* _INFORMATION PROVIDED_
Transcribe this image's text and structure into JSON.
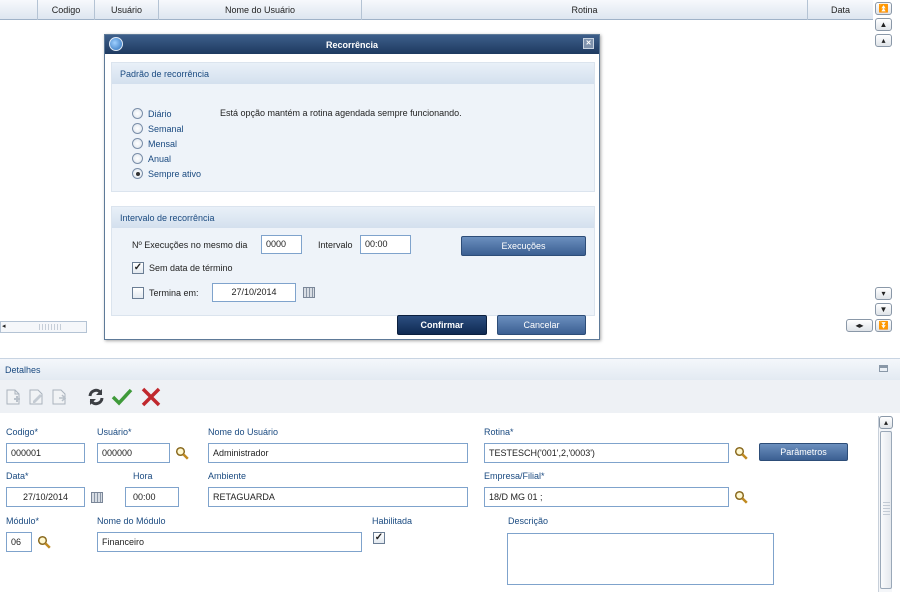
{
  "grid": {
    "columns": [
      "Codigo",
      "Usuário",
      "Nome do Usuário",
      "Rotina",
      "Data"
    ]
  },
  "modal": {
    "title": "Recorrência",
    "pattern_section": "Padrão de recorrência",
    "options": [
      "Diário",
      "Semanal",
      "Mensal",
      "Anual",
      "Sempre ativo"
    ],
    "selected_option": "Sempre ativo",
    "description": "Está opção mantém a rotina agendada sempre funcionando.",
    "interval_section": "Intervalo de recorrência",
    "exec_same_day_label": "Nº Execuções no mesmo dia",
    "exec_same_day_value": "0000",
    "interval_label": "Intervalo",
    "interval_value": "00:00",
    "execucoes_button": "Execuções",
    "no_end_date_label": "Sem data de término",
    "no_end_date_checked": true,
    "ends_on_label": "Termina em:",
    "ends_on_value": "27/10/2014",
    "ends_on_checked": false,
    "confirm_button": "Confirmar",
    "cancel_button": "Cancelar"
  },
  "details": {
    "title": "Detalhes",
    "codigo_label": "Codigo*",
    "codigo_value": "000001",
    "usuario_label": "Usuário*",
    "usuario_value": "000000",
    "nome_usuario_label": "Nome do Usuário",
    "nome_usuario_value": "Administrador",
    "rotina_label": "Rotina*",
    "rotina_value": "TESTESCH('001',2,'0003')",
    "parametros_button": "Parâmetros",
    "data_label": "Data*",
    "data_value": "27/10/2014",
    "hora_label": "Hora",
    "hora_value": "00:00",
    "ambiente_label": "Ambiente",
    "ambiente_value": "RETAGUARDA",
    "empresa_label": "Empresa/Filial*",
    "empresa_value": "18/D MG 01 ;",
    "modulo_label": "Módulo*",
    "modulo_value": "06",
    "nome_modulo_label": "Nome do Módulo",
    "nome_modulo_value": "Financeiro",
    "habilitada_label": "Habilitada",
    "habilitada_checked": true,
    "descricao_label": "Descrição",
    "descricao_value": ""
  },
  "colors": {
    "accent": "#1a4a80",
    "title_bar": "#1e3a60",
    "input_border": "#7fa3cc"
  },
  "icons": [
    "globe-icon",
    "close-icon",
    "search-icon",
    "calendar-icon",
    "refresh-icon",
    "check-icon",
    "delete-icon"
  ]
}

* _WHAT THE TASK REQUIRES_
Make an exact copy of every entry above, minus the images.

* _ANSWER TO THIS TASK_
Transcribe this image's text and structure into JSON.
{
  "grid": {
    "columns": [
      "Codigo",
      "Usuário",
      "Nome do Usuário",
      "Rotina",
      "Data"
    ]
  },
  "modal": {
    "title": "Recorrência",
    "pattern_section": "Padrão de recorrência",
    "options": [
      "Diário",
      "Semanal",
      "Mensal",
      "Anual",
      "Sempre ativo"
    ],
    "selected_option": "Sempre ativo",
    "description": "Está opção mantém a rotina agendada sempre funcionando.",
    "interval_section": "Intervalo de recorrência",
    "exec_same_day_label": "Nº Execuções no mesmo dia",
    "exec_same_day_value": "0000",
    "interval_label": "Intervalo",
    "interval_value": "00:00",
    "execucoes_button": "Execuções",
    "no_end_date_label": "Sem data de término",
    "no_end_date_checked": true,
    "ends_on_label": "Termina em:",
    "ends_on_value": "27/10/2014",
    "ends_on_checked": false,
    "confirm_button": "Confirmar",
    "cancel_button": "Cancelar"
  },
  "details": {
    "title": "Detalhes",
    "codigo_label": "Codigo*",
    "codigo_value": "000001",
    "usuario_label": "Usuário*",
    "usuario_value": "000000",
    "nome_usuario_label": "Nome do Usuário",
    "nome_usuario_value": "Administrador",
    "rotina_label": "Rotina*",
    "rotina_value": "TESTESCH('001',2,'0003')",
    "parametros_button": "Parâmetros",
    "data_label": "Data*",
    "data_value": "27/10/2014",
    "hora_label": "Hora",
    "hora_value": "00:00",
    "ambiente_label": "Ambiente",
    "ambiente_value": "RETAGUARDA",
    "empresa_label": "Empresa/Filial*",
    "empresa_value": "18/D MG 01 ;",
    "modulo_label": "Módulo*",
    "modulo_value": "06",
    "nome_modulo_label": "Nome do Módulo",
    "nome_modulo_value": "Financeiro",
    "habilitada_label": "Habilitada",
    "habilitada_checked": true,
    "descricao_label": "Descrição",
    "descricao_value": ""
  },
  "colors": {
    "accent": "#1a4a80",
    "title_bar": "#1e3a60",
    "input_border": "#7fa3cc"
  },
  "icons": [
    "globe-icon",
    "close-icon",
    "search-icon",
    "calendar-icon",
    "refresh-icon",
    "check-icon",
    "delete-icon"
  ]
}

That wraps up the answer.